-- START OF Data shown --
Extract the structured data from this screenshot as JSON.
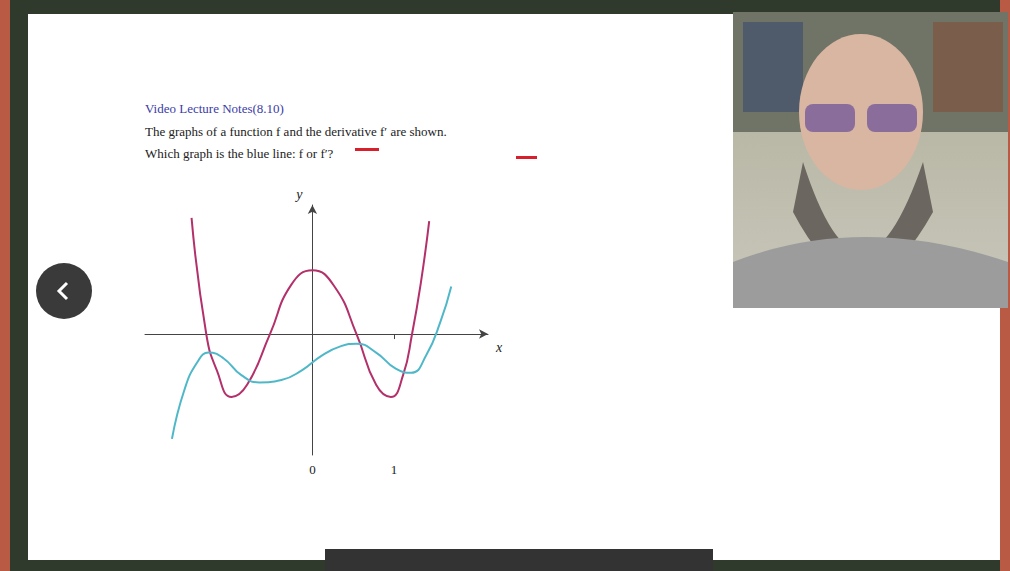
{
  "slide": {
    "heading": "Video Lecture Notes(8.10)",
    "lines": [
      "The graphs of a function f and the derivative f′ are shown.",
      "Which graph is the blue line: f or f′?"
    ]
  },
  "chart_data": {
    "type": "line",
    "x_label": "x",
    "y_label": "y",
    "xlim": [
      -2.05,
      2.15
    ],
    "ylim": [
      -1.5,
      1.6
    ],
    "xticks": [
      0,
      1
    ],
    "tick_labels": "x",
    "grid": false,
    "series": [
      {
        "color": "#b3306a",
        "line_style": "solid",
        "x": [
          -1.48,
          -1.3,
          -1.17,
          -0.99,
          -0.8,
          -0.52,
          -0.26,
          0,
          0.27,
          0.54,
          0.78,
          0.96,
          1.11,
          1.22,
          1.33,
          1.43
        ],
        "values": [
          1.44,
          0,
          -0.45,
          -0.78,
          -0.63,
          0,
          0.61,
          0.79,
          0.59,
          0,
          -0.63,
          -0.78,
          -0.51,
          0,
          0.65,
          1.4
        ]
      },
      {
        "color": "#4fb8c8",
        "line_style": "solid",
        "x": [
          -1.72,
          -1.57,
          -1.41,
          -1.27,
          -1.09,
          -0.87,
          -0.65,
          -0.38,
          -0.13,
          0.11,
          0.35,
          0.54,
          0.78,
          1.02,
          1.21,
          1.39,
          1.57,
          1.7
        ],
        "values": [
          -1.3,
          -0.7,
          -0.35,
          -0.23,
          -0.3,
          -0.51,
          -0.6,
          -0.57,
          -0.45,
          -0.27,
          -0.15,
          -0.12,
          -0.23,
          -0.43,
          -0.48,
          -0.27,
          0.16,
          0.59
        ]
      }
    ]
  }
}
-- END OF Data shown --
*Instructions to follow*. Copy all of the entries verbatim, leaving out any pictures they contain.

*Solution to the exercise*.
Extract the structured data from this screenshot as JSON.
{
  "slide": {
    "heading": "Video Lecture Notes(8.10)",
    "lines": [
      "The graphs of a function f and the derivative f′ are shown.",
      "Which graph is the blue line: f or f′?"
    ]
  },
  "chart_data": {
    "type": "line",
    "x_label": "x",
    "y_label": "y",
    "xlim": [
      -2.05,
      2.15
    ],
    "ylim": [
      -1.5,
      1.6
    ],
    "xticks": [
      0,
      1
    ],
    "tick_labels": "x",
    "grid": false,
    "series": [
      {
        "color": "#b3306a",
        "line_style": "solid",
        "x": [
          -1.48,
          -1.3,
          -1.17,
          -0.99,
          -0.8,
          -0.52,
          -0.26,
          0,
          0.27,
          0.54,
          0.78,
          0.96,
          1.11,
          1.22,
          1.33,
          1.43
        ],
        "values": [
          1.44,
          0,
          -0.45,
          -0.78,
          -0.63,
          0,
          0.61,
          0.79,
          0.59,
          0,
          -0.63,
          -0.78,
          -0.51,
          0,
          0.65,
          1.4
        ]
      },
      {
        "color": "#4fb8c8",
        "line_style": "solid",
        "x": [
          -1.72,
          -1.57,
          -1.41,
          -1.27,
          -1.09,
          -0.87,
          -0.65,
          -0.38,
          -0.13,
          0.11,
          0.35,
          0.54,
          0.78,
          1.02,
          1.21,
          1.39,
          1.57,
          1.7
        ],
        "values": [
          -1.3,
          -0.7,
          -0.35,
          -0.23,
          -0.3,
          -0.51,
          -0.6,
          -0.57,
          -0.45,
          -0.27,
          -0.15,
          -0.12,
          -0.23,
          -0.43,
          -0.48,
          -0.27,
          0.16,
          0.59
        ]
      }
    ]
  }
}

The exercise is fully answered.